»»

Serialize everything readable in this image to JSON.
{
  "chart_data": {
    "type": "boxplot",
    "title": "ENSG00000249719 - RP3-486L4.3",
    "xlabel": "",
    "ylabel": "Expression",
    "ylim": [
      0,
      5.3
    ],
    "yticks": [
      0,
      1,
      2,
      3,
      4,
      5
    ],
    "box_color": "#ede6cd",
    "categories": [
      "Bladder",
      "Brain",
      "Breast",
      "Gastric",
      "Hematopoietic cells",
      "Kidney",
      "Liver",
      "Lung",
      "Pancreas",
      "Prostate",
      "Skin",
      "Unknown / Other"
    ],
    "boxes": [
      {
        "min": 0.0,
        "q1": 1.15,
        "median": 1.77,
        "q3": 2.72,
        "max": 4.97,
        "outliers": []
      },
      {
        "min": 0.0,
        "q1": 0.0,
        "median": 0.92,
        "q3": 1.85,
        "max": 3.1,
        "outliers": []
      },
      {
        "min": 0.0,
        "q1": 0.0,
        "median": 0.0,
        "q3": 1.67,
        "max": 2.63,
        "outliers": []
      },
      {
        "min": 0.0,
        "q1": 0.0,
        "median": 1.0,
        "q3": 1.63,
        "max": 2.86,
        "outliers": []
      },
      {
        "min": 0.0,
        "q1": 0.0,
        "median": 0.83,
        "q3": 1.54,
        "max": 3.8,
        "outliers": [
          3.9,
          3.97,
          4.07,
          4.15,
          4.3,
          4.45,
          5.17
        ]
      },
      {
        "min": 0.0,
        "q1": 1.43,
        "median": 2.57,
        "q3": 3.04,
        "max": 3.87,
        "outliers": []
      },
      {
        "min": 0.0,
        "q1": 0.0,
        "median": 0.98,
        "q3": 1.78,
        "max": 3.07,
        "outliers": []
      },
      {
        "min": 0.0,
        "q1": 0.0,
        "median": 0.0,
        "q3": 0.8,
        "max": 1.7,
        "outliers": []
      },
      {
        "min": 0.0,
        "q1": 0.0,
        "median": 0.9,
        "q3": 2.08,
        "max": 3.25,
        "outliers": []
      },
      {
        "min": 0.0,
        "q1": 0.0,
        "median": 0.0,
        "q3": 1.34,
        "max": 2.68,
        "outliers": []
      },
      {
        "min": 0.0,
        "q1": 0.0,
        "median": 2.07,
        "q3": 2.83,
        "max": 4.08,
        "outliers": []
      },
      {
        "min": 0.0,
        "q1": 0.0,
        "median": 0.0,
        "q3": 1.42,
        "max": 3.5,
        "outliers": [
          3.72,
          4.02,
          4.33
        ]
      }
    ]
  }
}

««
»»

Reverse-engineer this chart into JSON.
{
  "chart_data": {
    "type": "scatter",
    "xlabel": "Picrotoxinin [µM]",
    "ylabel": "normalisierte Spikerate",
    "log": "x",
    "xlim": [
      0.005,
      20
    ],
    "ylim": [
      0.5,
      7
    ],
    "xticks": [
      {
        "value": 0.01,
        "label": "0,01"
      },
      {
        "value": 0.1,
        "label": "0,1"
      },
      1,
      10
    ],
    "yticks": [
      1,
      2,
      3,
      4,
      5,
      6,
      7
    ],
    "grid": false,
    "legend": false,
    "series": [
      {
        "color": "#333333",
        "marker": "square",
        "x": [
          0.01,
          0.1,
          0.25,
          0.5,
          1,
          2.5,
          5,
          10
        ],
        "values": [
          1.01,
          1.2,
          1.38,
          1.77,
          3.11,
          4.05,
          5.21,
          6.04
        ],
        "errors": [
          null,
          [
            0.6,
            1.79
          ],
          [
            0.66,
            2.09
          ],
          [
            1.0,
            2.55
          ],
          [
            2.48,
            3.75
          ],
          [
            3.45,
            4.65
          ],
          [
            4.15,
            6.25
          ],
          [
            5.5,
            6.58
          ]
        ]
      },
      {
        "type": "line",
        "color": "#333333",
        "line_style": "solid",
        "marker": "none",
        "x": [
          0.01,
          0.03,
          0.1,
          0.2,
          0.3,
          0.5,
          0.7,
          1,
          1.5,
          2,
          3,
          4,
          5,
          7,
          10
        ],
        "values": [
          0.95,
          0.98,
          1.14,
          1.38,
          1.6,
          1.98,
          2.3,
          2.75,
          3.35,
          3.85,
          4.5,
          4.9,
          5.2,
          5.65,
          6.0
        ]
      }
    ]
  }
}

««

**WORK ITEM:**
With the string "JSON" as the key, filter the data above and show the lines that match.

**ANSWER BOX:**
Serialize everything readable in this image to JSON.
Reverse-engineer this chart into JSON.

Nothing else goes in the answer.